======== Data supplied ========

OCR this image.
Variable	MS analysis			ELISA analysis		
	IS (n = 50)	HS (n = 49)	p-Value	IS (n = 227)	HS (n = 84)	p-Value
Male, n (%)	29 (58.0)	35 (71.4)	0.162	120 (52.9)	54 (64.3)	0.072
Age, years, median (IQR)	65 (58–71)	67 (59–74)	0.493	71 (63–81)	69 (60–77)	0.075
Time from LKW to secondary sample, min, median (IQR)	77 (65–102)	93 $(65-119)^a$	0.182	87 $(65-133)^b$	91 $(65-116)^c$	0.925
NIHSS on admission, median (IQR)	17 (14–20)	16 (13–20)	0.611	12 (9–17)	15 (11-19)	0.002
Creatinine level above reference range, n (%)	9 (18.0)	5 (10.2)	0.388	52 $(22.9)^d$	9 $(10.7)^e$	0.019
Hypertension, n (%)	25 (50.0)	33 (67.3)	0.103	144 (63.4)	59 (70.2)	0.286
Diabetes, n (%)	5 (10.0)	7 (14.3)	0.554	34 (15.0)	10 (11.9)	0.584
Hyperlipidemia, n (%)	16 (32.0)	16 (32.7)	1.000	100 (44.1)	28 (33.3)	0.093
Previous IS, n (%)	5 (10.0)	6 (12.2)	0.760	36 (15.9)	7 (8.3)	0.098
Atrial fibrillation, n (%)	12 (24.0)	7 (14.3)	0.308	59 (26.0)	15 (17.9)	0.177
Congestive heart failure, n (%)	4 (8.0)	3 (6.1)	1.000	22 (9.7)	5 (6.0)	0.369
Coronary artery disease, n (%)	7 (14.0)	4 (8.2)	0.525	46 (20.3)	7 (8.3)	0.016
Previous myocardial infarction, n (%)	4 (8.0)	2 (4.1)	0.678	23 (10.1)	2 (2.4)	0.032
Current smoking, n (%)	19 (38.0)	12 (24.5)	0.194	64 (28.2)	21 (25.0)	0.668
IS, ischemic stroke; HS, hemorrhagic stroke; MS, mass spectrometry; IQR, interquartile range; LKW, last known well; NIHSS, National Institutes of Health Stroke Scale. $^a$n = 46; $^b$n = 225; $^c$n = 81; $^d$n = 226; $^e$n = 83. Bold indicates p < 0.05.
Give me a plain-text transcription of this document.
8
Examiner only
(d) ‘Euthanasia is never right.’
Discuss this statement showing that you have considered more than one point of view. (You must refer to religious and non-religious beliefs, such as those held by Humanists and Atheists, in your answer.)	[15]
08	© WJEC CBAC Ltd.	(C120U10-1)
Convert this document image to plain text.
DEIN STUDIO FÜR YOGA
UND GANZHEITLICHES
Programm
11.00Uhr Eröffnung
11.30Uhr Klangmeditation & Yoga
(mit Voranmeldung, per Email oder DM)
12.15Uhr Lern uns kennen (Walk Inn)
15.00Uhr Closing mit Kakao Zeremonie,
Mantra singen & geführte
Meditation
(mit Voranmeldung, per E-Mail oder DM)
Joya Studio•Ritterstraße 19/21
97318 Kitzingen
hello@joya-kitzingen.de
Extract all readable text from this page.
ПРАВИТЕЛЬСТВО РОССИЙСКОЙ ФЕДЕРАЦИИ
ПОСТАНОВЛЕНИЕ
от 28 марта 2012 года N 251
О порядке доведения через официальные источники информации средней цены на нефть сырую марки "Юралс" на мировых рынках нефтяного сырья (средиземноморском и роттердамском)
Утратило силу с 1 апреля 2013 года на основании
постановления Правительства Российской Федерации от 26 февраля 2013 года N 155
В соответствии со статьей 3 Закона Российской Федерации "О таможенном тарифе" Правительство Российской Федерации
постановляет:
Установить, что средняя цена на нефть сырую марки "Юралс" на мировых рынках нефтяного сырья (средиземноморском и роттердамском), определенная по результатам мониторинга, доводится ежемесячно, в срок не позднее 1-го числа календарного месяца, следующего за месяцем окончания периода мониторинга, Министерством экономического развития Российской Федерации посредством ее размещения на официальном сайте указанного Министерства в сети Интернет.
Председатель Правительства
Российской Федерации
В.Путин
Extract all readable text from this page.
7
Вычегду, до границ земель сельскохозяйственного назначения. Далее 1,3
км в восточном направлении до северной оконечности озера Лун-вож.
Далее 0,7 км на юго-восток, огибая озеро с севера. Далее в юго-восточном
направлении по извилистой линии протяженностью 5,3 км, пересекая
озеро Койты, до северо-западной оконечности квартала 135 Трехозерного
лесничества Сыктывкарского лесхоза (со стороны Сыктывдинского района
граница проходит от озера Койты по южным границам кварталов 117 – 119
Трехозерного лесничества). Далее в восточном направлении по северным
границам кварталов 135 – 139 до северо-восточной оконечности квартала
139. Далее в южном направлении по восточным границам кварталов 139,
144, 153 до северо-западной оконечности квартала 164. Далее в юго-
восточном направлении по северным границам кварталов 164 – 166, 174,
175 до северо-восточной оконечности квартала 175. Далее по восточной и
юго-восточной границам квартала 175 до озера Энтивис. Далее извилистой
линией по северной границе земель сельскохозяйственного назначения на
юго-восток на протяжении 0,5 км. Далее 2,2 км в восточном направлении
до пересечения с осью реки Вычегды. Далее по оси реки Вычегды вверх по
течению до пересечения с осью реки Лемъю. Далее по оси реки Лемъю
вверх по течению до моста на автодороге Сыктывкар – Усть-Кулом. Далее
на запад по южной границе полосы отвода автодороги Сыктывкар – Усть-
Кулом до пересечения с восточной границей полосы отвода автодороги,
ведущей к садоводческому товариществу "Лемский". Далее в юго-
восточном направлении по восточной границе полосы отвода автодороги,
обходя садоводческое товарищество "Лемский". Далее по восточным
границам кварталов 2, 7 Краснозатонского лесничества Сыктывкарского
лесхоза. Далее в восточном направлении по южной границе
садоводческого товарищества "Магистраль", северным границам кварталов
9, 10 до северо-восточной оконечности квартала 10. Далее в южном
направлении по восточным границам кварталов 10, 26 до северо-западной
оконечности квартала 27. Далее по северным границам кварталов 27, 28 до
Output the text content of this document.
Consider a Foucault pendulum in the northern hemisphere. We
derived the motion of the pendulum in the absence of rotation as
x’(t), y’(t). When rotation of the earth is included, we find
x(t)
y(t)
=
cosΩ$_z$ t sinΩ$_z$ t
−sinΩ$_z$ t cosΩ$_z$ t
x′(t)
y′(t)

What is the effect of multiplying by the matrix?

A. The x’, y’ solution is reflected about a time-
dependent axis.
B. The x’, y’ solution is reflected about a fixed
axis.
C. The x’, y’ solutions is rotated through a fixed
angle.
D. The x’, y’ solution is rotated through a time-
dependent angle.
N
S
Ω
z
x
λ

========

To do >> Starting at the line with "Output the text content of this document.", copy every line up to and including the last one in the entries above.

Result of the exercise >>
Output the text content of this document.
Consider a Foucault pendulum in the northern hemisphere. We
derived the motion of the pendulum in the absence of rotation as
x’(t), y’(t). When rotation of the earth is included, we find
x(t)
y(t)
=
cosΩ$_z$ t sinΩ$_z$ t
−sinΩ$_z$ t cosΩ$_z$ t
x′(t)
y′(t)

What is the effect of multiplying by the matrix?

A. The x’, y’ solution is reflected about a time-
dependent axis.
B. The x’, y’ solution is reflected about a fixed
axis.
C. The x’, y’ solutions is rotated through a fixed
angle.
D. The x’, y’ solution is rotated through a time-
dependent angle.
N
S
Ω
z
x
λ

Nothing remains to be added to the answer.